--- WHAT YOU WILL DO ---
Extract every line of the material that holds the string "type".

Stored data
— Begin —
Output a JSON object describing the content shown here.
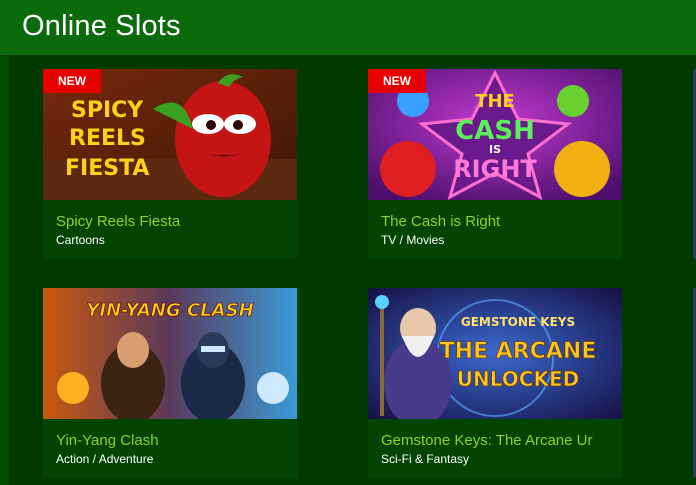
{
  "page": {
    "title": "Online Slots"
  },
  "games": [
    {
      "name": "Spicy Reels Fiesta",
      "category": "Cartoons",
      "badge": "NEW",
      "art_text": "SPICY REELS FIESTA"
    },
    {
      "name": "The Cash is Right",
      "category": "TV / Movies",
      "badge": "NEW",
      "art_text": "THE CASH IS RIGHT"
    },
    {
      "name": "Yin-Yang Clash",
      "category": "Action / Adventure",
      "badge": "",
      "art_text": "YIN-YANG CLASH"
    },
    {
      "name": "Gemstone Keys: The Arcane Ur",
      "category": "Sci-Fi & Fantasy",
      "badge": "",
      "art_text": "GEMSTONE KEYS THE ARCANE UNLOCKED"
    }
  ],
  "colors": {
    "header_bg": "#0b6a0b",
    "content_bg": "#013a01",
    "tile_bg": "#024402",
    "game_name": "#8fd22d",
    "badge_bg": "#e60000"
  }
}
— End —
— Begin —
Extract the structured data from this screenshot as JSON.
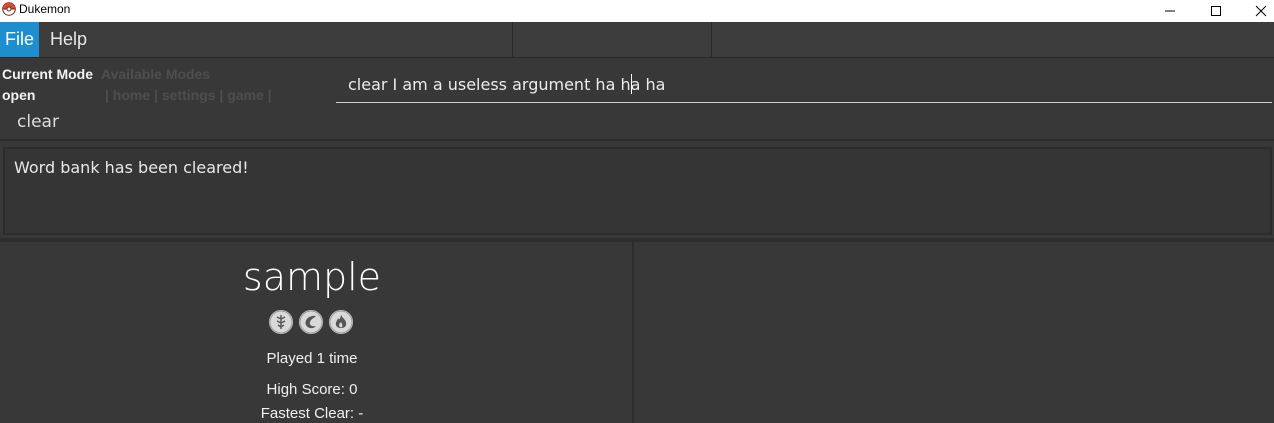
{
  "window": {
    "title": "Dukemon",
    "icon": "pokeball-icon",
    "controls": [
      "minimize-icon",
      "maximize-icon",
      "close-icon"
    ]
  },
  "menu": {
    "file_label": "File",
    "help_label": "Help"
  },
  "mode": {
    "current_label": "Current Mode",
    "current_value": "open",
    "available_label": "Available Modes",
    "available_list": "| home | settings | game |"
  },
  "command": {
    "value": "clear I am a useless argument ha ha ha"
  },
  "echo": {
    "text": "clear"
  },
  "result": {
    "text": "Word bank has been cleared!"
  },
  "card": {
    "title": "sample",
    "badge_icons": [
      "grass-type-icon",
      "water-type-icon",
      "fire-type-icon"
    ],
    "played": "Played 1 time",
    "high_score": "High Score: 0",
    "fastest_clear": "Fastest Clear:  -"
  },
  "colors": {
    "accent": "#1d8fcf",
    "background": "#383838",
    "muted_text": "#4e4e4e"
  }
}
— End —
— Begin —
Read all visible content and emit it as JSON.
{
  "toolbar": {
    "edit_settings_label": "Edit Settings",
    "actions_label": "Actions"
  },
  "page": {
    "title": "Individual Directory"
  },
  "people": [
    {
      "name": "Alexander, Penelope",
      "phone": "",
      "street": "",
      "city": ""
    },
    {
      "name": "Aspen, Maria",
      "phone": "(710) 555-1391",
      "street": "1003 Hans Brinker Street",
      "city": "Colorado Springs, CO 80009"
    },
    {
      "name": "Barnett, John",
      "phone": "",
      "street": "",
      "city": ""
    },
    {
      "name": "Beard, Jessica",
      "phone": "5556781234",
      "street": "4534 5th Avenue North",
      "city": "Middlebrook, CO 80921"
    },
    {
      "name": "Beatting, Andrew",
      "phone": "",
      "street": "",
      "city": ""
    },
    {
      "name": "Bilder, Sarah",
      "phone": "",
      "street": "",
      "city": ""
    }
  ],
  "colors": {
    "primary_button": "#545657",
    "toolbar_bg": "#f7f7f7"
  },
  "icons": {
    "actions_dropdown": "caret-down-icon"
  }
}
— End —
--- SOLUTION FOR THIS EXERCISE ---
      "grass-type-icon",
      "water-type-icon",
      "fire-type-icon"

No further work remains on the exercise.